Given problem: Retype every entry word for word.

Stored data
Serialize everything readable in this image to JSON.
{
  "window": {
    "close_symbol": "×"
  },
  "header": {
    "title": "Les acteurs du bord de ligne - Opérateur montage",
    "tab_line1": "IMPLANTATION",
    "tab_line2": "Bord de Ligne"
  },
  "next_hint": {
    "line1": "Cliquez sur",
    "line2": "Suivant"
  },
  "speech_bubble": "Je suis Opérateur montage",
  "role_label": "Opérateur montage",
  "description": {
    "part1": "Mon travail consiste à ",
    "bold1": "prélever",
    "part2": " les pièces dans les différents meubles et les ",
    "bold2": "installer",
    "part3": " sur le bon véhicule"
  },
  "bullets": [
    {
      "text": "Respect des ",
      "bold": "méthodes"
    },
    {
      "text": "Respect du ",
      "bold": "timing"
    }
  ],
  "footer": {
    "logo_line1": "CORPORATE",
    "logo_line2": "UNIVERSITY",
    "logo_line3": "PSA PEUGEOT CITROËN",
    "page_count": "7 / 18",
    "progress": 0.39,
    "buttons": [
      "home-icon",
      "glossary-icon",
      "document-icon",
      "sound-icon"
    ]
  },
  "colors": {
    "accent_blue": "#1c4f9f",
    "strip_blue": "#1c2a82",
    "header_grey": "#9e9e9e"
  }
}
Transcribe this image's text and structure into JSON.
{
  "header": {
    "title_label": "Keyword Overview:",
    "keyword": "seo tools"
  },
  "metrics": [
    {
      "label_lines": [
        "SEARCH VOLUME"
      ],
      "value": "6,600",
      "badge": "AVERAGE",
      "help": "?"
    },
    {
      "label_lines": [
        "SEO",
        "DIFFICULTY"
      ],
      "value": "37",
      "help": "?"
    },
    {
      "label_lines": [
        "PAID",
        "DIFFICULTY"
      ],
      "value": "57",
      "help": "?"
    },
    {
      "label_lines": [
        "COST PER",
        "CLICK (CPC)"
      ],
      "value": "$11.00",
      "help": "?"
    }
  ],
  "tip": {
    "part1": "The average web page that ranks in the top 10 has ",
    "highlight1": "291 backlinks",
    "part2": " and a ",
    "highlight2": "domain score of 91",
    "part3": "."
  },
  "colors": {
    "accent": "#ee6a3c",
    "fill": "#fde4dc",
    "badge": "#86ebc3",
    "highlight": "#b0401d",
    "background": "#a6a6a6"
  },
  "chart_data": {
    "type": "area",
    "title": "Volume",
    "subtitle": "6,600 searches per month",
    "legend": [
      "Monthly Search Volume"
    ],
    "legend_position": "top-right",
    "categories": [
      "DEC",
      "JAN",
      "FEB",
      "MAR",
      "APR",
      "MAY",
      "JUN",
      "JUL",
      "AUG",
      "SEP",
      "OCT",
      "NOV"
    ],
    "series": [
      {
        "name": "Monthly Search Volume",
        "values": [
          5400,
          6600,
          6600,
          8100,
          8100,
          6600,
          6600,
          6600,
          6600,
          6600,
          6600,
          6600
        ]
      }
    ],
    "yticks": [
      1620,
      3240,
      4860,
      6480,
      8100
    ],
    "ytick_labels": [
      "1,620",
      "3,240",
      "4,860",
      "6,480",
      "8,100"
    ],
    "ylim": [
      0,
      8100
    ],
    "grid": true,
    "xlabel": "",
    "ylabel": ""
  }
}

The answer:
Serialize everything readable in this image to JSON.
{
  "window": {
    "close_symbol": "×"
  },
  "header": {
    "title": "Les acteurs du bord de ligne - Opérateur montage",
    "tab_line1": "IMPLANTATION",
    "tab_line2": "Bord de Ligne"
  },
  "next_hint": {
    "line1": "Cliquez sur",
    "line2": "Suivant"
  },
  "speech_bubble": "Je suis Opérateur montage",
  "role_label": "Opérateur montage",
  "description": {
    "part1": "Mon travail consiste à ",
    "bold1": "prélever",
    "part2": " les pièces dans les différents meubles et les ",
    "bold2": "installer",
    "part3": " sur le bon véhicule"
  },
  "bullets": [
    {
      "text": "Respect des ",
      "bold": "méthodes"
    },
    {
      "text": "Respect du ",
      "bold": "timing"
    }
  ],
  "footer": {
    "logo_line1": "CORPORATE",
    "logo_line2": "UNIVERSITY",
    "logo_line3": "PSA PEUGEOT CITROËN",
    "page_count": "7 / 18",
    "progress": 0.39,
    "buttons": [
      "home-icon",
      "glossary-icon",
      "document-icon",
      "sound-icon"
    ]
  },
  "colors": {
    "accent_blue": "#1c4f9f",
    "strip_blue": "#1c2a82",
    "header_grey": "#9e9e9e"
  }
}
Transcribe this image's text and structure into JSON.
{
  "header": {
    "title_label": "Keyword Overview:",
    "keyword": "seo tools"
  },
  "metrics": [
    {
      "label_lines": [
        "SEARCH VOLUME"
      ],
      "value": "6,600",
      "badge": "AVERAGE",
      "help": "?"
    },
    {
      "label_lines": [
        "SEO",
        "DIFFICULTY"
      ],
      "value": "37",
      "help": "?"
    },
    {
      "label_lines": [
        "PAID",
        "DIFFICULTY"
      ],
      "value": "57",
      "help": "?"
    },
    {
      "label_lines": [
        "COST PER",
        "CLICK (CPC)"
      ],
      "value": "$11.00",
      "help": "?"
    }
  ],
  "tip": {
    "part1": "The average web page that ranks in the top 10 has ",
    "highlight1": "291 backlinks",
    "part2": " and a ",
    "highlight2": "domain score of 91",
    "part3": "."
  },
  "colors": {
    "accent": "#ee6a3c",
    "fill": "#fde4dc",
    "badge": "#86ebc3",
    "highlight": "#b0401d",
    "background": "#a6a6a6"
  },
  "chart_data": {
    "type": "area",
    "title": "Volume",
    "subtitle": "6,600 searches per month",
    "legend": [
      "Monthly Search Volume"
    ],
    "legend_position": "top-right",
    "categories": [
      "DEC",
      "JAN",
      "FEB",
      "MAR",
      "APR",
      "MAY",
      "JUN",
      "JUL",
      "AUG",
      "SEP",
      "OCT",
      "NOV"
    ],
    "series": [
      {
        "name": "Monthly Search Volume",
        "values": [
          5400,
          6600,
          6600,
          8100,
          8100,
          6600,
          6600,
          6600,
          6600,
          6600,
          6600,
          6600
        ]
      }
    ],
    "yticks": [
      1620,
      3240,
      4860,
      6480,
      8100
    ],
    "ytick_labels": [
      "1,620",
      "3,240",
      "4,860",
      "6,480",
      "8,100"
    ],
    "ylim": [
      0,
      8100
    ],
    "grid": true,
    "xlabel": "",
    "ylabel": ""
  }
}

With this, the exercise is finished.